(Data records)
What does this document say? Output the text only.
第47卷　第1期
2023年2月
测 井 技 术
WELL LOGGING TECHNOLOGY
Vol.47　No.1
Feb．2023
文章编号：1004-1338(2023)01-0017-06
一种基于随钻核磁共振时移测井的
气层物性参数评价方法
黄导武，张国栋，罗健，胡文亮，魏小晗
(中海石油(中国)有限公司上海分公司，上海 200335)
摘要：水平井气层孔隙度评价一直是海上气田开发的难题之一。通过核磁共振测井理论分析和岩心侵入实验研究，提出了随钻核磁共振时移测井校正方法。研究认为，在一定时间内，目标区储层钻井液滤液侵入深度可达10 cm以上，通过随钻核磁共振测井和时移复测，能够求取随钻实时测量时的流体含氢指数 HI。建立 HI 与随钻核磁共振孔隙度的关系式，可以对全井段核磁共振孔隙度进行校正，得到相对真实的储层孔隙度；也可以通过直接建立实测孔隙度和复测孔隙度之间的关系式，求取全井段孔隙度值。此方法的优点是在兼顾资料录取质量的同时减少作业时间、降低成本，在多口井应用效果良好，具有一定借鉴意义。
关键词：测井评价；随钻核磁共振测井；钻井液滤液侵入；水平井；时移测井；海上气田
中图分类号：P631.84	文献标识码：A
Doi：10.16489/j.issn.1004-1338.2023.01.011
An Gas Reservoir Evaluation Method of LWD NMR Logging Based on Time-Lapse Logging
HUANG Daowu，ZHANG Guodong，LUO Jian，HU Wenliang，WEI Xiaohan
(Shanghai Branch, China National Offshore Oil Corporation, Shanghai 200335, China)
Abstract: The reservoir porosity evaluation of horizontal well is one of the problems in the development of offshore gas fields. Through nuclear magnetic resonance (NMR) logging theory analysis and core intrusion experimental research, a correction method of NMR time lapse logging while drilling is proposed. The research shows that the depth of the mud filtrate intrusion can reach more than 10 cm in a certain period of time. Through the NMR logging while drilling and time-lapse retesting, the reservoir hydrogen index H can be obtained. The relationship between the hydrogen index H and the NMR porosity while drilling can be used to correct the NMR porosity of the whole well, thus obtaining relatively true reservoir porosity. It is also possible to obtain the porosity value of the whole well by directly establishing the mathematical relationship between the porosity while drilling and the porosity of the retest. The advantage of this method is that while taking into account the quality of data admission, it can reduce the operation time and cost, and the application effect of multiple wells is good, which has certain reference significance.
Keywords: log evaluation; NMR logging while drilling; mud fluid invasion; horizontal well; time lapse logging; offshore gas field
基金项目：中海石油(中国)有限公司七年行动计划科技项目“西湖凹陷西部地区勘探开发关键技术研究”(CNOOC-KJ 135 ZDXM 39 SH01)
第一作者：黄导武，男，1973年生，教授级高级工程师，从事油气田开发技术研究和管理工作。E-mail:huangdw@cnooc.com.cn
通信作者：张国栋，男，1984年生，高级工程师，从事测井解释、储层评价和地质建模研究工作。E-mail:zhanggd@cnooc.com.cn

Brief: From the records above, extract everything verbatim.

The answer:
What does this document say? Output the text only.
第47卷　第1期
2023年2月
测 井 技 术
WELL LOGGING TECHNOLOGY
Vol.47　No.1
Feb．2023
文章编号：1004-1338(2023)01-0017-06
一种基于随钻核磁共振时移测井的
气层物性参数评价方法
黄导武，张国栋，罗健，胡文亮，魏小晗
(中海石油(中国)有限公司上海分公司，上海 200335)
摘要：水平井气层孔隙度评价一直是海上气田开发的难题之一。通过核磁共振测井理论分析和岩心侵入实验研究，提出了随钻核磁共振时移测井校正方法。研究认为，在一定时间内，目标区储层钻井液滤液侵入深度可达10 cm以上，通过随钻核磁共振测井和时移复测，能够求取随钻实时测量时的流体含氢指数 HI。建立 HI 与随钻核磁共振孔隙度的关系式，可以对全井段核磁共振孔隙度进行校正，得到相对真实的储层孔隙度；也可以通过直接建立实测孔隙度和复测孔隙度之间的关系式，求取全井段孔隙度值。此方法的优点是在兼顾资料录取质量的同时减少作业时间、降低成本，在多口井应用效果良好，具有一定借鉴意义。
关键词：测井评价；随钻核磁共振测井；钻井液滤液侵入；水平井；时移测井；海上气田
中图分类号：P631.84	文献标识码：A
Doi：10.16489/j.issn.1004-1338.2023.01.011
An Gas Reservoir Evaluation Method of LWD NMR Logging Based on Time-Lapse Logging
HUANG Daowu，ZHANG Guodong，LUO Jian，HU Wenliang，WEI Xiaohan
(Shanghai Branch, China National Offshore Oil Corporation, Shanghai 200335, China)
Abstract: The reservoir porosity evaluation of horizontal well is one of the problems in the development of offshore gas fields. Through nuclear magnetic resonance (NMR) logging theory analysis and core intrusion experimental research, a correction method of NMR time lapse logging while drilling is proposed. The research shows that the depth of the mud filtrate intrusion can reach more than 10 cm in a certain period of time. Through the NMR logging while drilling and time-lapse retesting, the reservoir hydrogen index H can be obtained. The relationship between the hydrogen index H and the NMR porosity while drilling can be used to correct the NMR porosity of the whole well, thus obtaining relatively true reservoir porosity. It is also possible to obtain the porosity value of the whole well by directly establishing the mathematical relationship between the porosity while drilling and the porosity of the retest. The advantage of this method is that while taking into account the quality of data admission, it can reduce the operation time and cost, and the application effect of multiple wells is good, which has certain reference significance.
Keywords: log evaluation; NMR logging while drilling; mud fluid invasion; horizontal well; time lapse logging; offshore gas field
基金项目：中海石油(中国)有限公司七年行动计划科技项目“西湖凹陷西部地区勘探开发关键技术研究”(CNOOC-KJ 135 ZDXM 39 SH01)
第一作者：黄导武，男，1973年生，教授级高级工程师，从事油气田开发技术研究和管理工作。E-mail:huangdw@cnooc.com.cn
通信作者：张国栋，男，1984年生，高级工程师，从事测井解释、储层评价和地质建模研究工作。E-mail:zhanggd@cnooc.com.cn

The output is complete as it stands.